(Set task): From the listing below, extract every line in which the word "точек" appears.

━━━━━━

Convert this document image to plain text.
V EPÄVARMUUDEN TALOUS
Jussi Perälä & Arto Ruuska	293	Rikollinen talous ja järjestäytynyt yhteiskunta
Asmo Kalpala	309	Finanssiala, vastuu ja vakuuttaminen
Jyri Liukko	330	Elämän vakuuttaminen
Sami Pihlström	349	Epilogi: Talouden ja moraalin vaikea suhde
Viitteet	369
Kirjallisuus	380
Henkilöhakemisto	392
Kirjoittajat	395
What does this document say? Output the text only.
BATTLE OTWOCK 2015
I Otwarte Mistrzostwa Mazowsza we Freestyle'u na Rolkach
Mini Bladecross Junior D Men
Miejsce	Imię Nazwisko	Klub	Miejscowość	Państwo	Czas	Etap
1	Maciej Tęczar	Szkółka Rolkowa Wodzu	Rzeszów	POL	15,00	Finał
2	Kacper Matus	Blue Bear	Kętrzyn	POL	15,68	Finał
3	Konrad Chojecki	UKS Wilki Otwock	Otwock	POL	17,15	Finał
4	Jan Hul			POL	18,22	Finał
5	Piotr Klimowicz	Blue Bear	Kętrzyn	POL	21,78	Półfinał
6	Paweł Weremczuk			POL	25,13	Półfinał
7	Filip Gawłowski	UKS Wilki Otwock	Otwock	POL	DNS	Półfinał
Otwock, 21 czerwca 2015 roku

━━━━━━

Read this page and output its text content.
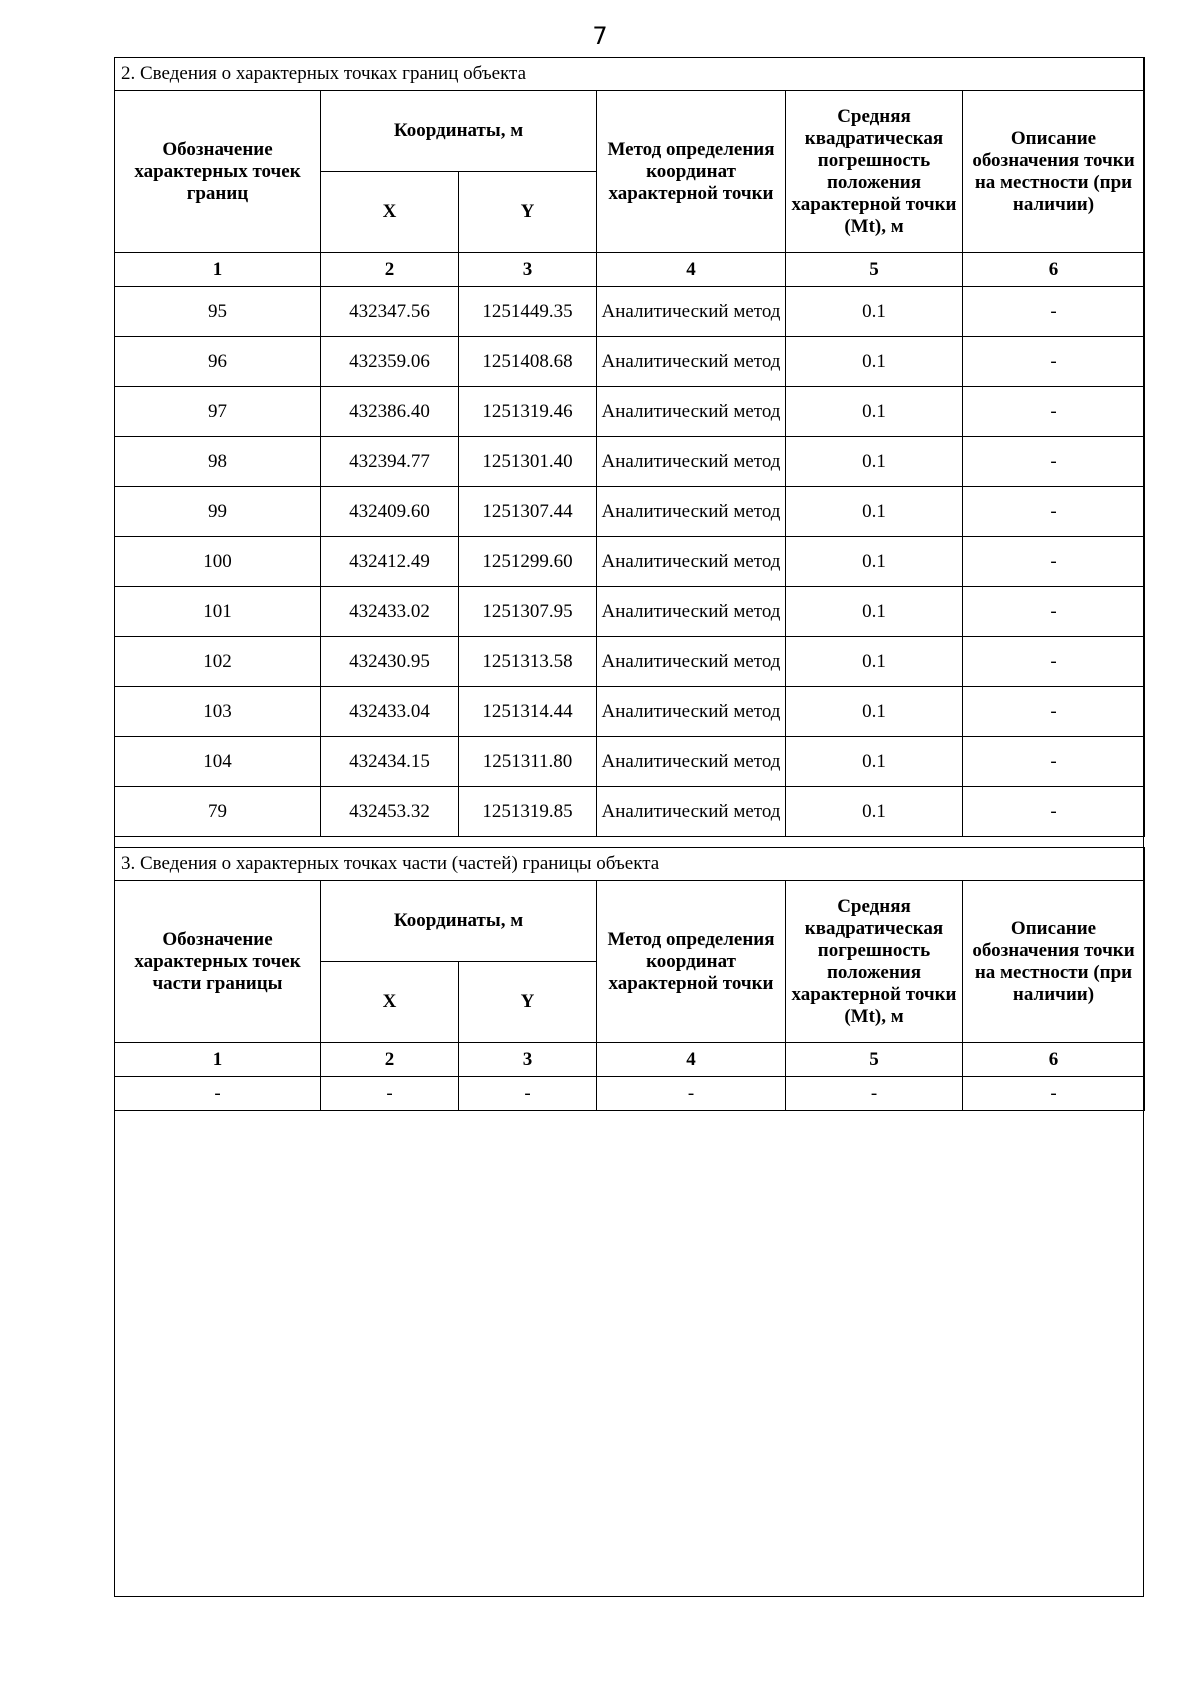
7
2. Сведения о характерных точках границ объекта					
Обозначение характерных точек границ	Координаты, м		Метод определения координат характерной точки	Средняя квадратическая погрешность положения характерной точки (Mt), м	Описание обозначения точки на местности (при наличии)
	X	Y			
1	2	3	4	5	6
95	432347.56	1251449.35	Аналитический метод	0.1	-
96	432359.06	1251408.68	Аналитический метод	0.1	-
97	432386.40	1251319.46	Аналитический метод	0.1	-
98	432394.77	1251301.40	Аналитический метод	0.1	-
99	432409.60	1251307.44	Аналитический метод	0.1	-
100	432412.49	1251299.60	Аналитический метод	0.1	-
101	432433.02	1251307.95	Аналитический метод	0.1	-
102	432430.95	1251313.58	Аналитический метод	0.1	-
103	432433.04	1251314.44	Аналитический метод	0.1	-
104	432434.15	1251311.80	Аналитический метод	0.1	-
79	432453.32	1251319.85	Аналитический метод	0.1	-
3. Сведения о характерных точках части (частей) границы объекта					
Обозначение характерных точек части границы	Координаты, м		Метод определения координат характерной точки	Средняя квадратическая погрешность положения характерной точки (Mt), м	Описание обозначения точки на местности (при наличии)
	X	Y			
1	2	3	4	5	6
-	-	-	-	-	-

━━━━━━

(Finished answer):
Обозначение характерных точек границ	Координаты, м		Метод определения координат характерной точки	Средняя квадратическая погрешность положения характерной точки (Mt), м	Описание обозначения точки на местности (при наличии)
Обозначение характерных точек части границы	Координаты, м		Метод определения координат характерной точки	Средняя квадратическая погрешность положения характерной точки (Mt), м	Описание обозначения точки на местности (при наличии)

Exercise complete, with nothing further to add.